--- begin MATERIAL SUPPLIED ---

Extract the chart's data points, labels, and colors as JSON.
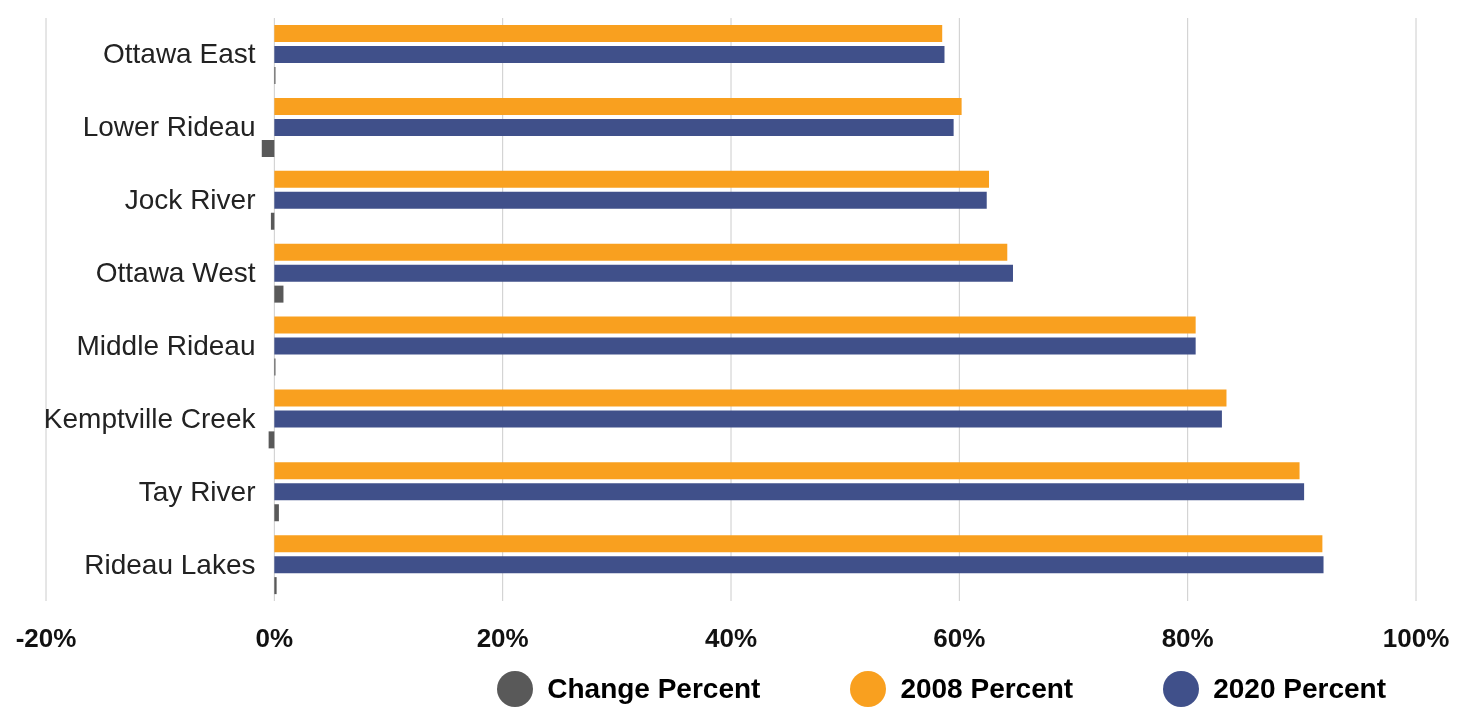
{
  "chart_data": {
    "type": "bar",
    "orientation": "horizontal",
    "categories": [
      "Ottawa East",
      "Lower Rideau",
      "Jock River",
      "Ottawa West",
      "Middle Rideau",
      "Kemptville Creek",
      "Tay River",
      "Rideau Lakes"
    ],
    "series": [
      {
        "name": "2008 Percent",
        "color": "#f9a01f",
        "values": [
          58.5,
          60.2,
          62.6,
          64.2,
          80.7,
          83.4,
          89.8,
          91.8
        ]
      },
      {
        "name": "2020 Percent",
        "color": "#40508a",
        "values": [
          58.7,
          59.5,
          62.4,
          64.7,
          80.7,
          83.0,
          90.2,
          91.9
        ]
      },
      {
        "name": "Change Percent",
        "color": "#595959",
        "values": [
          0.1,
          -1.1,
          -0.3,
          0.8,
          0.1,
          -0.5,
          0.4,
          0.2
        ]
      }
    ],
    "xlim": [
      -20,
      100
    ],
    "xticks": [
      {
        "value": -20,
        "label": "-20%"
      },
      {
        "value": 0,
        "label": "0%"
      },
      {
        "value": 20,
        "label": "20%"
      },
      {
        "value": 40,
        "label": "40%"
      },
      {
        "value": 60,
        "label": "60%"
      },
      {
        "value": 80,
        "label": "80%"
      },
      {
        "value": 100,
        "label": "100%"
      }
    ],
    "grid": "x",
    "legend": "bottom"
  }
}
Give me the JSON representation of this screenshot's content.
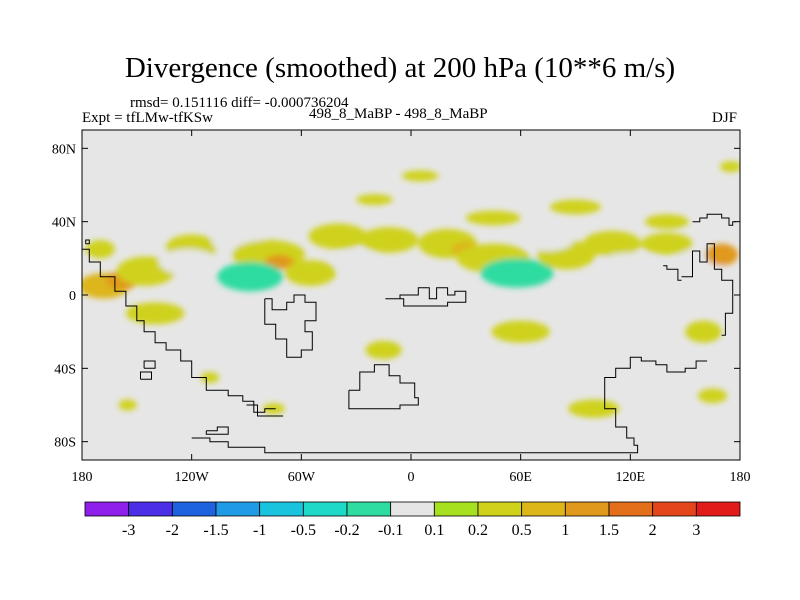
{
  "chart_data": {
    "type": "heatmap",
    "title": "Divergence (smoothed) at 200 hPa (10**6 m/s)",
    "stats_line": "rmsd= 0.151116 diff= -0.000736204",
    "experiment": "Expt = tfLMw-tfKSw",
    "center_label": "498_8_MaBP - 498_8_MaBP",
    "season": "DJF",
    "xlim": [
      -180,
      180
    ],
    "ylim": [
      -90,
      90
    ],
    "x_ticks": [
      {
        "value": -180,
        "label": "180"
      },
      {
        "value": -120,
        "label": "120W"
      },
      {
        "value": -60,
        "label": "60W"
      },
      {
        "value": 0,
        "label": "0"
      },
      {
        "value": 60,
        "label": "60E"
      },
      {
        "value": 120,
        "label": "120E"
      },
      {
        "value": 180,
        "label": "180"
      }
    ],
    "y_ticks": [
      {
        "value": 80,
        "label": "80N"
      },
      {
        "value": 40,
        "label": "40N"
      },
      {
        "value": 0,
        "label": "0"
      },
      {
        "value": -40,
        "label": "40S"
      },
      {
        "value": -80,
        "label": "80S"
      }
    ],
    "colorbar": {
      "colors": [
        "#8f1fea",
        "#4c2ee6",
        "#1f62e0",
        "#1f9be6",
        "#19c3de",
        "#1ed9c6",
        "#2edba0",
        "#e6e6e6",
        "#a6e01f",
        "#cfd21a",
        "#ddb61a",
        "#e0991c",
        "#e36f1a",
        "#e5451a",
        "#e11a1a"
      ],
      "labels": [
        "-3",
        "-2",
        "-1.5",
        "-1",
        "-0.5",
        "-0.2",
        "-0.1",
        "0.1",
        "0.2",
        "0.5",
        "1",
        "1.5",
        "2",
        "3"
      ]
    },
    "anomalies": [
      {
        "lon": -168,
        "lat": 5,
        "rlon": 14,
        "rlat": 7,
        "value": 0.5
      },
      {
        "lon": -158,
        "lat": 8,
        "rlon": 9,
        "rlat": 5,
        "value": 1.0
      },
      {
        "lon": -145,
        "lat": 13,
        "rlon": 16,
        "rlat": 8,
        "value": 0.2
      },
      {
        "lon": -120,
        "lat": 26,
        "rlon": 14,
        "rlat": 7,
        "value": 0.2
      },
      {
        "lon": -122,
        "lat": 18,
        "rlon": 16,
        "rlat": 7,
        "value": -0.1
      },
      {
        "lon": -95,
        "lat": 30,
        "rlon": 14,
        "rlat": 8,
        "value": -0.1
      },
      {
        "lon": -78,
        "lat": 22,
        "rlon": 20,
        "rlat": 8,
        "value": 0.2
      },
      {
        "lon": -72,
        "lat": 18,
        "rlon": 8,
        "rlat": 4,
        "value": 1.0
      },
      {
        "lon": -88,
        "lat": 10,
        "rlon": 18,
        "rlat": 8,
        "value": -0.2
      },
      {
        "lon": -55,
        "lat": 12,
        "rlon": 14,
        "rlat": 7,
        "value": 0.2
      },
      {
        "lon": -40,
        "lat": 32,
        "rlon": 16,
        "rlat": 7,
        "value": 0.2
      },
      {
        "lon": -30,
        "lat": 18,
        "rlon": 12,
        "rlat": 7,
        "value": -0.1
      },
      {
        "lon": -12,
        "lat": 30,
        "rlon": 16,
        "rlat": 7,
        "value": 0.2
      },
      {
        "lon": 20,
        "lat": 28,
        "rlon": 16,
        "rlat": 8,
        "value": 0.2
      },
      {
        "lon": 30,
        "lat": 25,
        "rlon": 8,
        "rlat": 4,
        "value": 0.5
      },
      {
        "lon": 45,
        "lat": 20,
        "rlon": 20,
        "rlat": 8,
        "value": 0.2
      },
      {
        "lon": 58,
        "lat": 12,
        "rlon": 20,
        "rlat": 8,
        "value": -0.2
      },
      {
        "lon": 85,
        "lat": 22,
        "rlon": 16,
        "rlat": 8,
        "value": 0.2
      },
      {
        "lon": 75,
        "lat": 30,
        "rlon": 14,
        "rlat": 6,
        "value": -0.1
      },
      {
        "lon": 110,
        "lat": 28,
        "rlon": 16,
        "rlat": 7,
        "value": 0.2
      },
      {
        "lon": 120,
        "lat": 16,
        "rlon": 18,
        "rlat": 7,
        "value": -0.1
      },
      {
        "lon": 140,
        "lat": 28,
        "rlon": 14,
        "rlat": 6,
        "value": 0.2
      },
      {
        "lon": 158,
        "lat": 18,
        "rlon": 14,
        "rlat": 7,
        "value": -0.1
      },
      {
        "lon": 170,
        "lat": 22,
        "rlon": 9,
        "rlat": 6,
        "value": 1.0
      },
      {
        "lon": 45,
        "lat": 42,
        "rlon": 15,
        "rlat": 4,
        "value": 0.2
      },
      {
        "lon": 90,
        "lat": 48,
        "rlon": 14,
        "rlat": 4,
        "value": 0.2
      },
      {
        "lon": 140,
        "lat": 40,
        "rlon": 12,
        "rlat": 4,
        "value": 0.2
      },
      {
        "lon": 5,
        "lat": 65,
        "rlon": 10,
        "rlat": 3,
        "value": 0.2
      },
      {
        "lon": 175,
        "lat": 70,
        "rlon": 6,
        "rlat": 3,
        "value": 0.2
      },
      {
        "lon": -20,
        "lat": 52,
        "rlon": 10,
        "rlat": 3,
        "value": 0.2
      },
      {
        "lon": -170,
        "lat": 25,
        "rlon": 8,
        "rlat": 5,
        "value": 0.2
      },
      {
        "lon": -140,
        "lat": -10,
        "rlon": 16,
        "rlat": 6,
        "value": 0.2
      },
      {
        "lon": -80,
        "lat": -12,
        "rlon": 12,
        "rlat": 6,
        "value": -0.1
      },
      {
        "lon": -40,
        "lat": -15,
        "rlon": 14,
        "rlat": 6,
        "value": -0.1
      },
      {
        "lon": 10,
        "lat": -20,
        "rlon": 12,
        "rlat": 6,
        "value": -0.1
      },
      {
        "lon": 60,
        "lat": -20,
        "rlon": 16,
        "rlat": 6,
        "value": 0.2
      },
      {
        "lon": 110,
        "lat": -25,
        "rlon": 14,
        "rlat": 7,
        "value": -0.1
      },
      {
        "lon": 160,
        "lat": -20,
        "rlon": 10,
        "rlat": 6,
        "value": 0.2
      },
      {
        "lon": -15,
        "lat": -30,
        "rlon": 10,
        "rlat": 5,
        "value": 0.2
      },
      {
        "lon": 100,
        "lat": -62,
        "rlon": 14,
        "rlat": 5,
        "value": 0.2
      },
      {
        "lon": 85,
        "lat": -75,
        "rlon": 12,
        "rlat": 4,
        "value": -0.1
      },
      {
        "lon": 165,
        "lat": -55,
        "rlon": 8,
        "rlat": 4,
        "value": 0.2
      },
      {
        "lon": -155,
        "lat": -60,
        "rlon": 5,
        "rlat": 3,
        "value": 0.2
      },
      {
        "lon": -110,
        "lat": -45,
        "rlon": 5,
        "rlat": 3,
        "value": 0.2
      },
      {
        "lon": -75,
        "lat": -62,
        "rlon": 6,
        "rlat": 3,
        "value": 0.2
      }
    ],
    "coastlines": [
      [
        [
          -180,
          25
        ],
        [
          -176,
          25
        ],
        [
          -176,
          18
        ],
        [
          -170,
          18
        ],
        [
          -170,
          10
        ],
        [
          -162,
          10
        ],
        [
          -162,
          2
        ],
        [
          -156,
          2
        ],
        [
          -156,
          -6
        ],
        [
          -150,
          -6
        ],
        [
          -150,
          -14
        ],
        [
          -146,
          -14
        ],
        [
          -146,
          -20
        ],
        [
          -140,
          -20
        ],
        [
          -140,
          -26
        ],
        [
          -134,
          -26
        ],
        [
          -134,
          -30
        ],
        [
          -126,
          -30
        ],
        [
          -126,
          -36
        ],
        [
          -120,
          -36
        ],
        [
          -120,
          -45
        ],
        [
          -112,
          -45
        ],
        [
          -112,
          -52
        ],
        [
          -100,
          -52
        ],
        [
          -100,
          -55
        ],
        [
          -92,
          -55
        ],
        [
          -92,
          -58
        ],
        [
          -86,
          -58
        ],
        [
          -86,
          -64
        ],
        [
          -80,
          -64
        ],
        [
          -80,
          -62
        ],
        [
          -74,
          -62
        ]
      ],
      [
        [
          -80,
          -2
        ],
        [
          -76,
          -2
        ],
        [
          -76,
          -8
        ],
        [
          -68,
          -8
        ],
        [
          -68,
          -4
        ],
        [
          -64,
          -4
        ],
        [
          -64,
          0
        ],
        [
          -58,
          0
        ],
        [
          -58,
          -4
        ],
        [
          -52,
          -4
        ],
        [
          -52,
          -14
        ],
        [
          -58,
          -14
        ],
        [
          -58,
          -20
        ],
        [
          -54,
          -20
        ],
        [
          -54,
          -30
        ],
        [
          -60,
          -30
        ],
        [
          -60,
          -34
        ],
        [
          -68,
          -34
        ],
        [
          -68,
          -24
        ],
        [
          -74,
          -24
        ],
        [
          -74,
          -16
        ],
        [
          -80,
          -16
        ],
        [
          -80,
          -2
        ]
      ],
      [
        [
          -90,
          -60
        ],
        [
          -84,
          -60
        ],
        [
          -84,
          -66
        ],
        [
          -76,
          -66
        ],
        [
          -70,
          -66
        ]
      ],
      [
        [
          -14,
          -2
        ],
        [
          -6,
          -2
        ],
        [
          -6,
          0
        ],
        [
          4,
          0
        ],
        [
          4,
          4
        ],
        [
          10,
          4
        ],
        [
          10,
          -2
        ],
        [
          14,
          -2
        ],
        [
          14,
          4
        ],
        [
          20,
          4
        ],
        [
          20,
          0
        ],
        [
          24,
          0
        ],
        [
          24,
          2
        ],
        [
          30,
          2
        ],
        [
          30,
          -4
        ],
        [
          20,
          -4
        ],
        [
          20,
          -6
        ],
        [
          -4,
          -6
        ],
        [
          -4,
          -2
        ],
        [
          -14,
          -2
        ]
      ],
      [
        [
          -34,
          -52
        ],
        [
          -28,
          -52
        ],
        [
          -28,
          -42
        ],
        [
          -20,
          -42
        ],
        [
          -20,
          -38
        ],
        [
          -12,
          -38
        ],
        [
          -12,
          -44
        ],
        [
          -6,
          -44
        ],
        [
          -6,
          -48
        ],
        [
          2,
          -48
        ],
        [
          2,
          -56
        ],
        [
          4,
          -56
        ],
        [
          4,
          -60
        ],
        [
          -6,
          -60
        ],
        [
          -6,
          -62
        ],
        [
          -34,
          -62
        ],
        [
          -34,
          -52
        ]
      ],
      [
        [
          -120,
          -78
        ],
        [
          -110,
          -78
        ],
        [
          -110,
          -80
        ],
        [
          -100,
          -80
        ],
        [
          -100,
          -83
        ],
        [
          -80,
          -83
        ],
        [
          -80,
          -86
        ],
        [
          0,
          -86
        ],
        [
          60,
          -86
        ],
        [
          120,
          -86
        ],
        [
          124,
          -86
        ],
        [
          124,
          -82
        ],
        [
          122,
          -82
        ],
        [
          122,
          -78
        ],
        [
          118,
          -78
        ],
        [
          118,
          -72
        ],
        [
          112,
          -72
        ],
        [
          112,
          -62
        ],
        [
          106,
          -62
        ],
        [
          106,
          -45
        ],
        [
          112,
          -45
        ],
        [
          112,
          -40
        ],
        [
          120,
          -40
        ],
        [
          120,
          -34
        ],
        [
          126,
          -34
        ],
        [
          126,
          -36
        ],
        [
          134,
          -36
        ],
        [
          134,
          -38
        ],
        [
          140,
          -38
        ],
        [
          140,
          -42
        ],
        [
          150,
          -42
        ],
        [
          150,
          -40
        ],
        [
          156,
          -40
        ],
        [
          156,
          -36
        ],
        [
          162,
          -36
        ]
      ],
      [
        [
          154,
          40
        ],
        [
          158,
          40
        ],
        [
          158,
          42
        ],
        [
          162,
          42
        ],
        [
          162,
          44
        ],
        [
          170,
          44
        ],
        [
          170,
          42
        ],
        [
          174,
          42
        ],
        [
          174,
          38
        ],
        [
          176,
          38
        ],
        [
          176,
          40
        ],
        [
          178,
          40
        ]
      ],
      [
        [
          148,
          10
        ],
        [
          154,
          10
        ],
        [
          154,
          24
        ],
        [
          158,
          24
        ],
        [
          158,
          18
        ],
        [
          162,
          18
        ],
        [
          162,
          28
        ],
        [
          166,
          28
        ],
        [
          166,
          14
        ],
        [
          170,
          14
        ],
        [
          170,
          8
        ],
        [
          176,
          8
        ],
        [
          176,
          -10
        ],
        [
          172,
          -10
        ],
        [
          172,
          -22
        ],
        [
          170,
          -22
        ]
      ],
      [
        [
          138,
          16
        ],
        [
          140,
          16
        ],
        [
          140,
          14
        ],
        [
          146,
          14
        ],
        [
          146,
          8
        ],
        [
          148,
          8
        ]
      ],
      [
        [
          -146,
          -40
        ],
        [
          -140,
          -40
        ],
        [
          -140,
          -36
        ],
        [
          -146,
          -36
        ],
        [
          -146,
          -40
        ]
      ],
      [
        [
          -148,
          -46
        ],
        [
          -142,
          -46
        ],
        [
          -142,
          -42
        ],
        [
          -148,
          -42
        ],
        [
          -148,
          -46
        ]
      ],
      [
        [
          -112,
          -74
        ],
        [
          -106,
          -74
        ],
        [
          -106,
          -72
        ],
        [
          -100,
          -72
        ],
        [
          -100,
          -76
        ],
        [
          -112,
          -76
        ],
        [
          -112,
          -74
        ]
      ],
      [
        [
          -178,
          28
        ],
        [
          -176,
          28
        ],
        [
          -176,
          30
        ],
        [
          -178,
          30
        ],
        [
          -178,
          28
        ]
      ]
    ]
  }
}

--- end MATERIAL SUPPLIED ---

**WHAT YOU HAVE TO DO:**
Where a line holds "JSON", copy it out.

**CORRECT ANSWER:**
Extract the chart's data points, labels, and colors as JSON.
Give me the JSON representation of this screenshot's content.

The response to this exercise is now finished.